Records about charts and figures

===============

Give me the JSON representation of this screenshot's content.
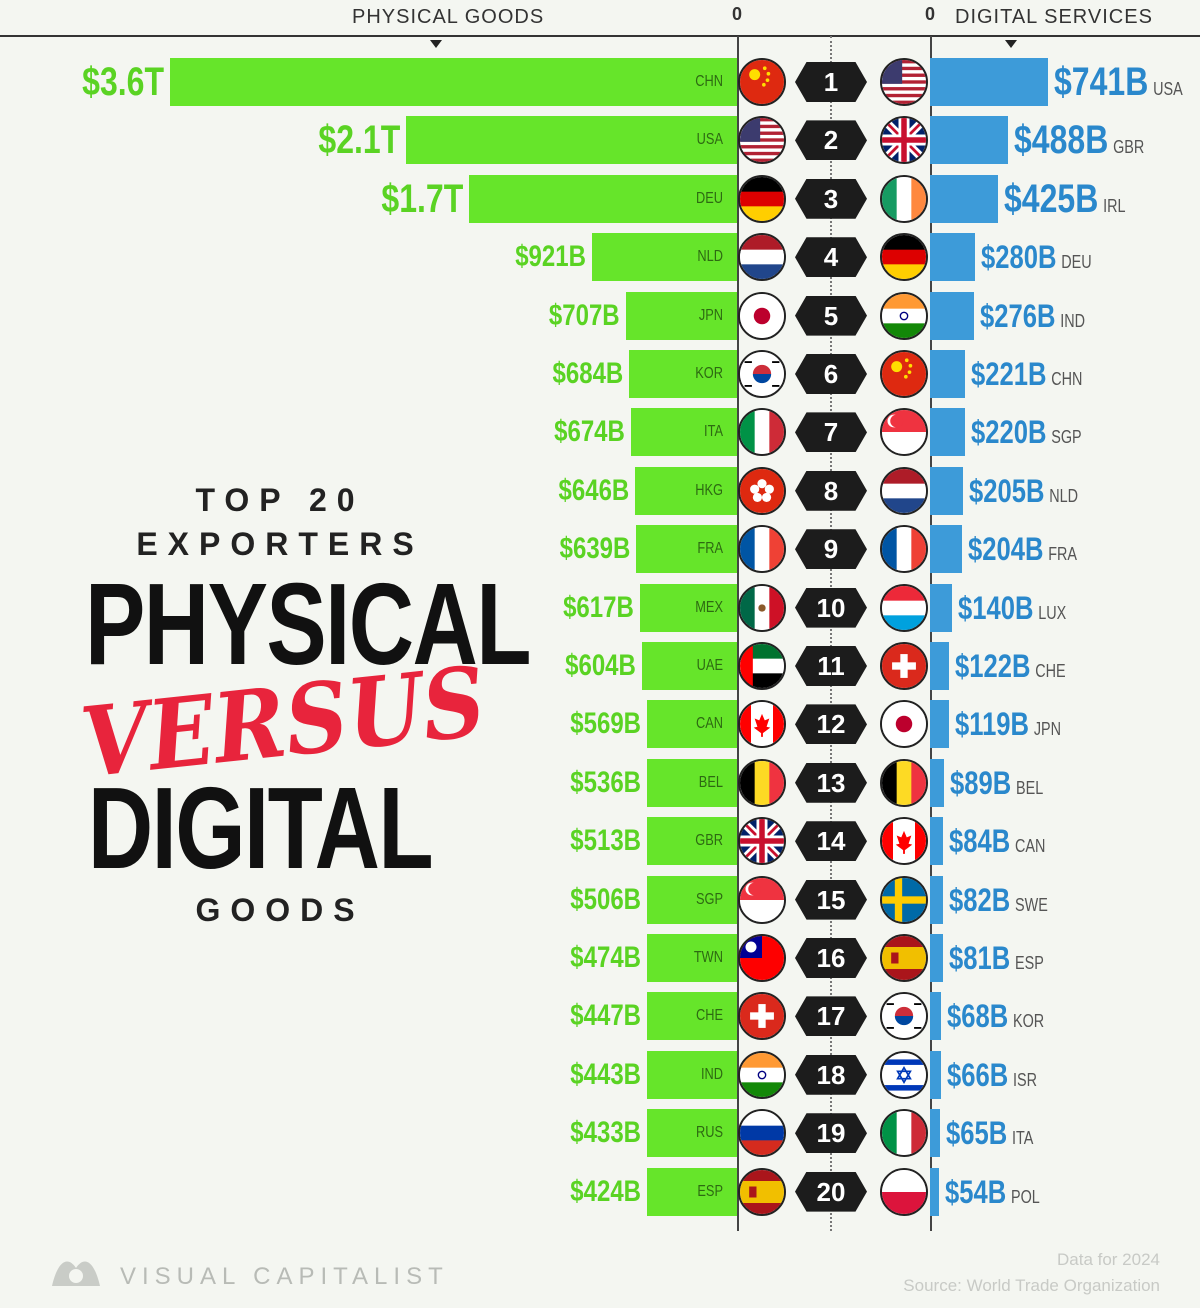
{
  "header": {
    "physical_label": "PHYSICAL GOODS",
    "digital_label": "DIGITAL SERVICES",
    "zero_left": "0",
    "zero_right": "0"
  },
  "title": {
    "line1": "TOP 20",
    "line2": "EXPORTERS",
    "physical": "PHYSICAL",
    "versus": "VERSUS",
    "digital": "DIGITAL",
    "goods": "GOODS"
  },
  "footer": {
    "brand": "VISUAL CAPITALIST",
    "data_note": "Data for 2024",
    "source": "Source: World Trade Organization"
  },
  "colors": {
    "physical": "#66e52a",
    "digital": "#3d9bd9",
    "versus": "#e8243c"
  },
  "chart_data": {
    "type": "bar",
    "ranks": [
      "1",
      "2",
      "3",
      "4",
      "5",
      "6",
      "7",
      "8",
      "9",
      "10",
      "11",
      "12",
      "13",
      "14",
      "15",
      "16",
      "17",
      "18",
      "19",
      "20"
    ],
    "series": [
      {
        "name": "PHYSICAL GOODS",
        "countries": [
          "CHN",
          "USA",
          "DEU",
          "NLD",
          "JPN",
          "KOR",
          "ITA",
          "HKG",
          "FRA",
          "MEX",
          "UAE",
          "CAN",
          "BEL",
          "GBR",
          "SGP",
          "TWN",
          "CHE",
          "IND",
          "RUS",
          "ESP"
        ],
        "values": [
          3600,
          2100,
          1700,
          921,
          707,
          684,
          674,
          646,
          639,
          617,
          604,
          569,
          536,
          513,
          506,
          474,
          447,
          443,
          433,
          424
        ],
        "labels": [
          "$3.6T",
          "$2.1T",
          "$1.7T",
          "$921B",
          "$707B",
          "$684B",
          "$674B",
          "$646B",
          "$639B",
          "$617B",
          "$604B",
          "$569B",
          "$536B",
          "$513B",
          "$506B",
          "$474B",
          "$447B",
          "$443B",
          "$433B",
          "$424B"
        ]
      },
      {
        "name": "DIGITAL SERVICES",
        "countries": [
          "USA",
          "GBR",
          "IRL",
          "DEU",
          "IND",
          "CHN",
          "SGP",
          "NLD",
          "FRA",
          "LUX",
          "CHE",
          "JPN",
          "BEL",
          "CAN",
          "SWE",
          "ESP",
          "KOR",
          "ISR",
          "ITA",
          "POL"
        ],
        "values": [
          741,
          488,
          425,
          280,
          276,
          221,
          220,
          205,
          204,
          140,
          122,
          119,
          89,
          84,
          82,
          81,
          68,
          66,
          65,
          54
        ],
        "labels": [
          "$741B",
          "$488B",
          "$425B",
          "$280B",
          "$276B",
          "$221B",
          "$220B",
          "$205B",
          "$204B",
          "$140B",
          "$122B",
          "$119B",
          "$89B",
          "$84B",
          "$82B",
          "$81B",
          "$68B",
          "$66B",
          "$65B",
          "$54B"
        ]
      }
    ],
    "units": "USD billions"
  }
}
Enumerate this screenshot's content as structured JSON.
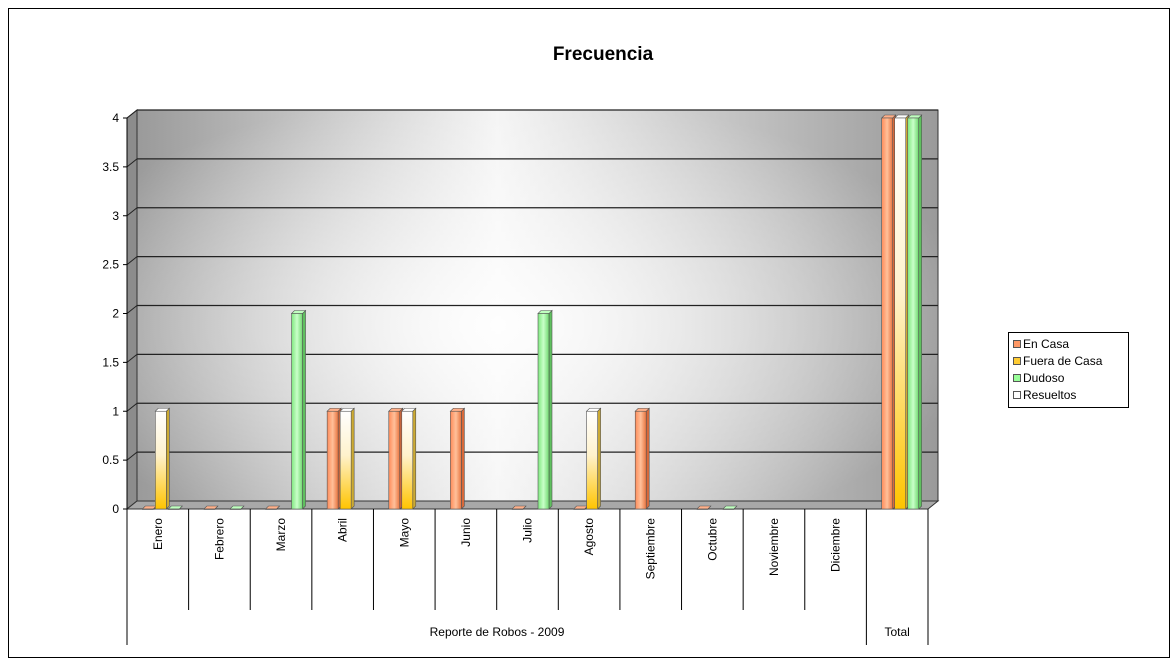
{
  "chart_data": {
    "type": "bar",
    "title": "Frecuencia",
    "group_label": "Reporte de Robos - 2009",
    "categories": [
      "Enero",
      "Febrero",
      "Marzo",
      "Abril",
      "Mayo",
      "Junio",
      "Julio",
      "Agosto",
      "Septiembre",
      "Octubre",
      "Noviembre",
      "Diciembre",
      "Total"
    ],
    "y_ticks": [
      "0",
      "0.5",
      "1",
      "1.5",
      "2",
      "2.5",
      "3",
      "3.5",
      "4"
    ],
    "ylim": [
      0,
      4
    ],
    "grid": true,
    "legend_position": "right",
    "series": [
      {
        "name": "En Casa",
        "color": "#FF9966",
        "values": [
          0,
          0,
          0,
          1,
          1,
          1,
          0,
          0,
          1,
          0,
          null,
          null,
          4
        ]
      },
      {
        "name": "Fuera de Casa",
        "color": "#FFCC33",
        "values": [
          1,
          null,
          null,
          1,
          1,
          null,
          null,
          1,
          null,
          null,
          null,
          null,
          4
        ]
      },
      {
        "name": "Dudoso",
        "color": "#99FF99",
        "values": [
          0,
          0,
          2,
          null,
          null,
          null,
          2,
          null,
          null,
          0,
          null,
          null,
          4
        ]
      },
      {
        "name": "Resueltos",
        "color": "#FFFFFF",
        "values": [
          null,
          null,
          null,
          null,
          null,
          null,
          null,
          null,
          null,
          null,
          null,
          null,
          null
        ]
      }
    ]
  }
}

===============

-- Exercise --
Write the listing out a second time exactly, dropping all images.

-- Result of the exercise --
Give me the JSON representation of this screenshot's content.
{
  "header": {
    "physical_label": "PHYSICAL GOODS",
    "digital_label": "DIGITAL SERVICES",
    "zero_left": "0",
    "zero_right": "0"
  },
  "title": {
    "line1": "TOP 20",
    "line2": "EXPORTERS",
    "physical": "PHYSICAL",
    "versus": "VERSUS",
    "digital": "DIGITAL",
    "goods": "GOODS"
  },
  "footer": {
    "brand": "VISUAL CAPITALIST",
    "data_note": "Data for 2024",
    "source": "Source: World Trade Organization"
  },
  "colors": {
    "physical": "#66e52a",
    "digital": "#3d9bd9",
    "versus": "#e8243c"
  },
  "chart_data": {
    "type": "bar",
    "ranks": [
      "1",
      "2",
      "3",
      "4",
      "5",
      "6",
      "7",
      "8",
      "9",
      "10",
      "11",
      "12",
      "13",
      "14",
      "15",
      "16",
      "17",
      "18",
      "19",
      "20"
    ],
    "series": [
      {
        "name": "PHYSICAL GOODS",
        "countries": [
          "CHN",
          "USA",
          "DEU",
          "NLD",
          "JPN",
          "KOR",
          "ITA",
          "HKG",
          "FRA",
          "MEX",
          "UAE",
          "CAN",
          "BEL",
          "GBR",
          "SGP",
          "TWN",
          "CHE",
          "IND",
          "RUS",
          "ESP"
        ],
        "values": [
          3600,
          2100,
          1700,
          921,
          707,
          684,
          674,
          646,
          639,
          617,
          604,
          569,
          536,
          513,
          506,
          474,
          447,
          443,
          433,
          424
        ],
        "labels": [
          "$3.6T",
          "$2.1T",
          "$1.7T",
          "$921B",
          "$707B",
          "$684B",
          "$674B",
          "$646B",
          "$639B",
          "$617B",
          "$604B",
          "$569B",
          "$536B",
          "$513B",
          "$506B",
          "$474B",
          "$447B",
          "$443B",
          "$433B",
          "$424B"
        ]
      },
      {
        "name": "DIGITAL SERVICES",
        "countries": [
          "USA",
          "GBR",
          "IRL",
          "DEU",
          "IND",
          "CHN",
          "SGP",
          "NLD",
          "FRA",
          "LUX",
          "CHE",
          "JPN",
          "BEL",
          "CAN",
          "SWE",
          "ESP",
          "KOR",
          "ISR",
          "ITA",
          "POL"
        ],
        "values": [
          741,
          488,
          425,
          280,
          276,
          221,
          220,
          205,
          204,
          140,
          122,
          119,
          89,
          84,
          82,
          81,
          68,
          66,
          65,
          54
        ],
        "labels": [
          "$741B",
          "$488B",
          "$425B",
          "$280B",
          "$276B",
          "$221B",
          "$220B",
          "$205B",
          "$204B",
          "$140B",
          "$122B",
          "$119B",
          "$89B",
          "$84B",
          "$82B",
          "$81B",
          "$68B",
          "$66B",
          "$65B",
          "$54B"
        ]
      }
    ],
    "units": "USD billions"
  }
}
Enumerate this screenshot's content as structured JSON.
{
  "chart_data": {
    "type": "bar",
    "title": "Frecuencia",
    "group_label": "Reporte de Robos - 2009",
    "categories": [
      "Enero",
      "Febrero",
      "Marzo",
      "Abril",
      "Mayo",
      "Junio",
      "Julio",
      "Agosto",
      "Septiembre",
      "Octubre",
      "Noviembre",
      "Diciembre",
      "Total"
    ],
    "y_ticks": [
      "0",
      "0.5",
      "1",
      "1.5",
      "2",
      "2.5",
      "3",
      "3.5",
      "4"
    ],
    "ylim": [
      0,
      4
    ],
    "grid": true,
    "legend_position": "right",
    "series": [
      {
        "name": "En Casa",
        "color": "#FF9966",
        "values": [
          0,
          0,
          0,
          1,
          1,
          1,
          0,
          0,
          1,
          0,
          null,
          null,
          4
        ]
      },
      {
        "name": "Fuera de Casa",
        "color": "#FFCC33",
        "values": [
          1,
          null,
          null,
          1,
          1,
          null,
          null,
          1,
          null,
          null,
          null,
          null,
          4
        ]
      },
      {
        "name": "Dudoso",
        "color": "#99FF99",
        "values": [
          0,
          0,
          2,
          null,
          null,
          null,
          2,
          null,
          null,
          0,
          null,
          null,
          4
        ]
      },
      {
        "name": "Resueltos",
        "color": "#FFFFFF",
        "values": [
          null,
          null,
          null,
          null,
          null,
          null,
          null,
          null,
          null,
          null,
          null,
          null,
          null
        ]
      }
    ]
  }
}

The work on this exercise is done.